— Exercise description —
From the listing that follows, extract every line and set it down unaltered.

— Exercise input —
+--
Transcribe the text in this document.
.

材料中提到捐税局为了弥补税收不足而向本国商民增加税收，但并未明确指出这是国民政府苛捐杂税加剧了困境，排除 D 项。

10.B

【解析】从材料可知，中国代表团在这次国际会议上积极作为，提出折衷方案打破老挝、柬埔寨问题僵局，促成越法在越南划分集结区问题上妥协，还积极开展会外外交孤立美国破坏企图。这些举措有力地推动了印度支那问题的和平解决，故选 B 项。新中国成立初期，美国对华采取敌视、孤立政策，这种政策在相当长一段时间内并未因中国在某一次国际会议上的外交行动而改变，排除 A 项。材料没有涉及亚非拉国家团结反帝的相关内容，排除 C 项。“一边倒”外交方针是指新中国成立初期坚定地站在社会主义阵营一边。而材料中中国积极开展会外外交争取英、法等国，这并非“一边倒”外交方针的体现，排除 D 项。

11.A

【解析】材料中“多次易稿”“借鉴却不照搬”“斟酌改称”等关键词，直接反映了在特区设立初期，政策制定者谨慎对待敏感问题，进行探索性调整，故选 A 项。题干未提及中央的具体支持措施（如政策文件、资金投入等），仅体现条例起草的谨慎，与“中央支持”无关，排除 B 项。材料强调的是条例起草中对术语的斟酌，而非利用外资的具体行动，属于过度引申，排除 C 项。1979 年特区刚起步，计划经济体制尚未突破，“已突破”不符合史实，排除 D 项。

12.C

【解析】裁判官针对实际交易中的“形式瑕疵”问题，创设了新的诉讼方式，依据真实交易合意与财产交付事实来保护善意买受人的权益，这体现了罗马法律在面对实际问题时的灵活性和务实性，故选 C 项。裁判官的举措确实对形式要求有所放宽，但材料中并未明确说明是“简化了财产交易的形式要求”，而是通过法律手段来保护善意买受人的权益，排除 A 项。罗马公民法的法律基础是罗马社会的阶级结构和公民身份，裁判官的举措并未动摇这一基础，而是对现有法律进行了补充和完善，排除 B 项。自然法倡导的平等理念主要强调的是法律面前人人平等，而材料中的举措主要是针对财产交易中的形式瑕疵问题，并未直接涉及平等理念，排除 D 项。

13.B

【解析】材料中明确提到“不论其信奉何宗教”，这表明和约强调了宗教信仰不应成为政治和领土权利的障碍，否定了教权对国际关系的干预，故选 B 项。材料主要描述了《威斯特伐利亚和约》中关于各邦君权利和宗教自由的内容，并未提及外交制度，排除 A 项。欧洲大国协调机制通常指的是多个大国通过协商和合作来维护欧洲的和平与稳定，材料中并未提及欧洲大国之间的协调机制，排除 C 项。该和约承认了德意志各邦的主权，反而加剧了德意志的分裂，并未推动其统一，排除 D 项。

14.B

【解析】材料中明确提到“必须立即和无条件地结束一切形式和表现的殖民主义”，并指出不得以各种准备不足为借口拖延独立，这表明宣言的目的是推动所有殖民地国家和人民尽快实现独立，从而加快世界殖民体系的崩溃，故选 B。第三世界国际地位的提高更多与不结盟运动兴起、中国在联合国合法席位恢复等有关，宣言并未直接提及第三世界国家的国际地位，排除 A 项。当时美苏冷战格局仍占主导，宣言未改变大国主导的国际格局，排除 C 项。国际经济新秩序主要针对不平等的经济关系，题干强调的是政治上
+--
— Solution to this exercise —
Transcribe the text in this document.
.

材料中提到捐税局为了弥补税收不足而向本国商民增加税收，但并未明确指出这是国民政府苛捐杂税加剧了困境，排除 D 项。

10.B

【解析】从材料可知，中国代表团在这次国际会议上积极作为，提出折衷方案打破老挝、柬埔寨问题僵局，促成越法在越南划分集结区问题上妥协，还积极开展会外外交孤立美国破坏企图。这些举措有力地推动了印度支那问题的和平解决，故选 B 项。新中国成立初期，美国对华采取敌视、孤立政策，这种政策在相当长一段时间内并未因中国在某一次国际会议上的外交行动而改变，排除 A 项。材料没有涉及亚非拉国家团结反帝的相关内容，排除 C 项。“一边倒”外交方针是指新中国成立初期坚定地站在社会主义阵营一边。而材料中中国积极开展会外外交争取英、法等国，这并非“一边倒”外交方针的体现，排除 D 项。

11.A

【解析】材料中“多次易稿”“借鉴却不照搬”“斟酌改称”等关键词，直接反映了在特区设立初期，政策制定者谨慎对待敏感问题，进行探索性调整，故选 A 项。题干未提及中央的具体支持措施（如政策文件、资金投入等），仅体现条例起草的谨慎，与“中央支持”无关，排除 B 项。材料强调的是条例起草中对术语的斟酌，而非利用外资的具体行动，属于过度引申，排除 C 项。1979 年特区刚起步，计划经济体制尚未突破，“已突破”不符合史实，排除 D 项。

12.C

【解析】裁判官针对实际交易中的“形式瑕疵”问题，创设了新的诉讼方式，依据真实交易合意与财产交付事实来保护善意买受人的权益，这体现了罗马法律在面对实际问题时的灵活性和务实性，故选 C 项。裁判官的举措确实对形式要求有所放宽，但材料中并未明确说明是“简化了财产交易的形式要求”，而是通过法律手段来保护善意买受人的权益，排除 A 项。罗马公民法的法律基础是罗马社会的阶级结构和公民身份，裁判官的举措并未动摇这一基础，而是对现有法律进行了补充和完善，排除 B 项。自然法倡导的平等理念主要强调的是法律面前人人平等，而材料中的举措主要是针对财产交易中的形式瑕疵问题，并未直接涉及平等理念，排除 D 项。

13.B

【解析】材料中明确提到“不论其信奉何宗教”，这表明和约强调了宗教信仰不应成为政治和领土权利的障碍，否定了教权对国际关系的干预，故选 B 项。材料主要描述了《威斯特伐利亚和约》中关于各邦君权利和宗教自由的内容，并未提及外交制度，排除 A 项。欧洲大国协调机制通常指的是多个大国通过协商和合作来维护欧洲的和平与稳定，材料中并未提及欧洲大国之间的协调机制，排除 C 项。该和约承认了德意志各邦的主权，反而加剧了德意志的分裂，并未推动其统一，排除 D 项。

14.B

【解析】材料中明确提到“必须立即和无条件地结束一切形式和表现的殖民主义”，并指出不得以各种准备不足为借口拖延独立，这表明宣言的目的是推动所有殖民地国家和人民尽快实现独立，从而加快世界殖民体系的崩溃，故选 B。第三世界国际地位的提高更多与不结盟运动兴起、中国在联合国合法席位恢复等有关，宣言并未直接提及第三世界国家的国际地位，排除 A 项。当时美苏冷战格局仍占主导，宣言未改变大国主导的国际格局，排除 C 项。国际经济新秩序主要针对不平等的经济关系，题干强调的是政治上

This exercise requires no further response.